::: EXCERPTED RECORDS :::
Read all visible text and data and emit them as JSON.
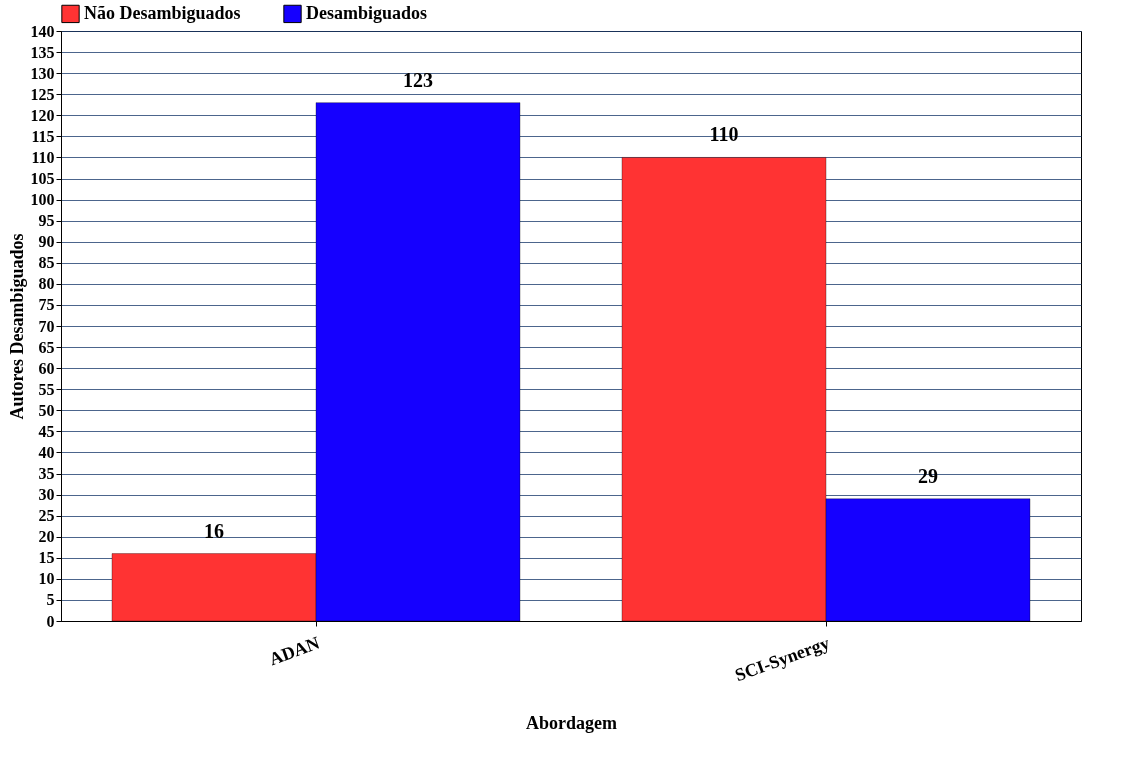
{
  "chart_data": {
    "type": "bar",
    "xlabel": "Abordagem",
    "ylabel": "Autores Desambiguados",
    "categories": [
      "ADAN",
      "SCI-Synergy"
    ],
    "series": [
      {
        "name": "Não Desambiguados",
        "color": "#ff3333",
        "values": [
          16,
          110
        ]
      },
      {
        "name": "Desambiguados",
        "color": "#1500ff",
        "values": [
          123,
          29
        ]
      }
    ],
    "ylim": [
      0,
      140
    ],
    "yticks": [
      0,
      5,
      10,
      15,
      20,
      25,
      30,
      35,
      40,
      45,
      50,
      55,
      60,
      65,
      70,
      75,
      80,
      85,
      90,
      95,
      100,
      105,
      110,
      115,
      120,
      125,
      130,
      135,
      140
    ],
    "grid": "y",
    "legend": "top left",
    "data_labels": true
  }
}
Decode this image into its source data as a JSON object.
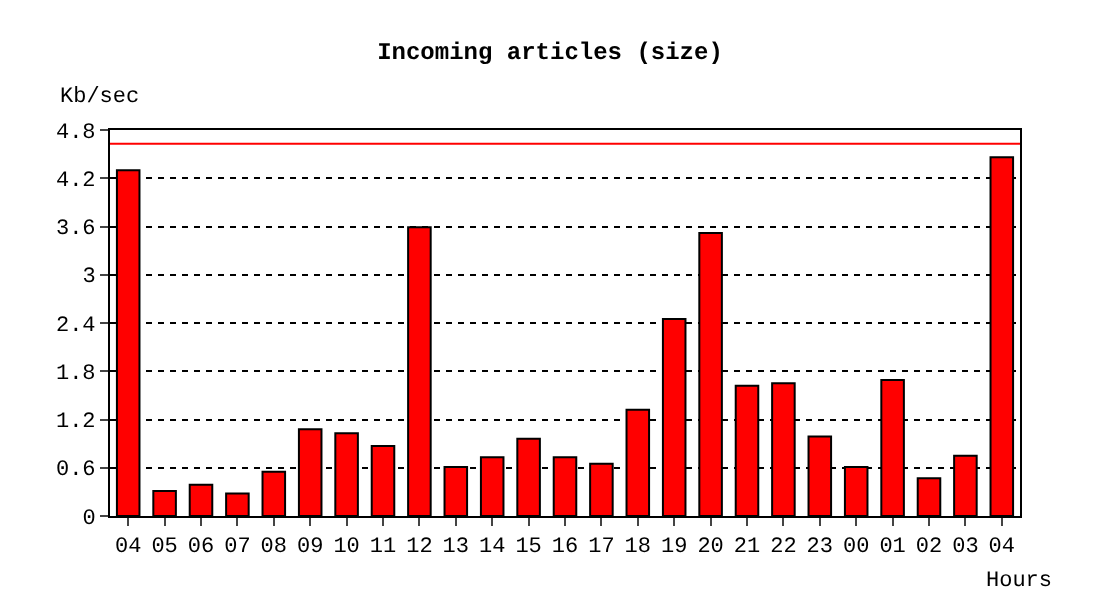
{
  "chart_data": {
    "type": "bar",
    "title": "Incoming articles (size)",
    "ylabel": "Kb/sec",
    "xlabel": "Hours",
    "categories": [
      "04",
      "05",
      "06",
      "07",
      "08",
      "09",
      "10",
      "11",
      "12",
      "13",
      "14",
      "15",
      "16",
      "17",
      "18",
      "19",
      "20",
      "21",
      "22",
      "23",
      "00",
      "01",
      "02",
      "03",
      "04"
    ],
    "values": [
      4.3,
      0.31,
      0.39,
      0.28,
      0.55,
      1.08,
      1.03,
      0.87,
      3.59,
      0.61,
      0.73,
      0.96,
      0.73,
      0.65,
      1.32,
      2.45,
      3.52,
      1.62,
      1.65,
      0.99,
      0.61,
      1.69,
      0.47,
      0.75,
      4.46
    ],
    "color": "#ff0000",
    "ylim": [
      0,
      4.8
    ],
    "yticks": [
      0,
      {
        "value": 0.6,
        "label": "0.6"
      },
      {
        "value": 1.2,
        "label": "1.2"
      },
      {
        "value": 1.8,
        "label": "1.8"
      },
      {
        "value": 2.4,
        "label": "2.4"
      },
      3,
      {
        "value": 3.6,
        "label": "3.6"
      },
      {
        "value": 4.2,
        "label": "4.2"
      },
      {
        "value": 4.8,
        "label": "4.8"
      }
    ],
    "grid": "y",
    "ref_lines": [
      {
        "axis": "y",
        "value": 4.63,
        "color": "#ff0000"
      }
    ]
  }
}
:::
## EXERCISE
Pick out every line above that holds the word "JSON" and copy it.

## FULL ANSWER
Read all visible text and data and emit them as JSON.
Decode this image into its source data as a JSON object.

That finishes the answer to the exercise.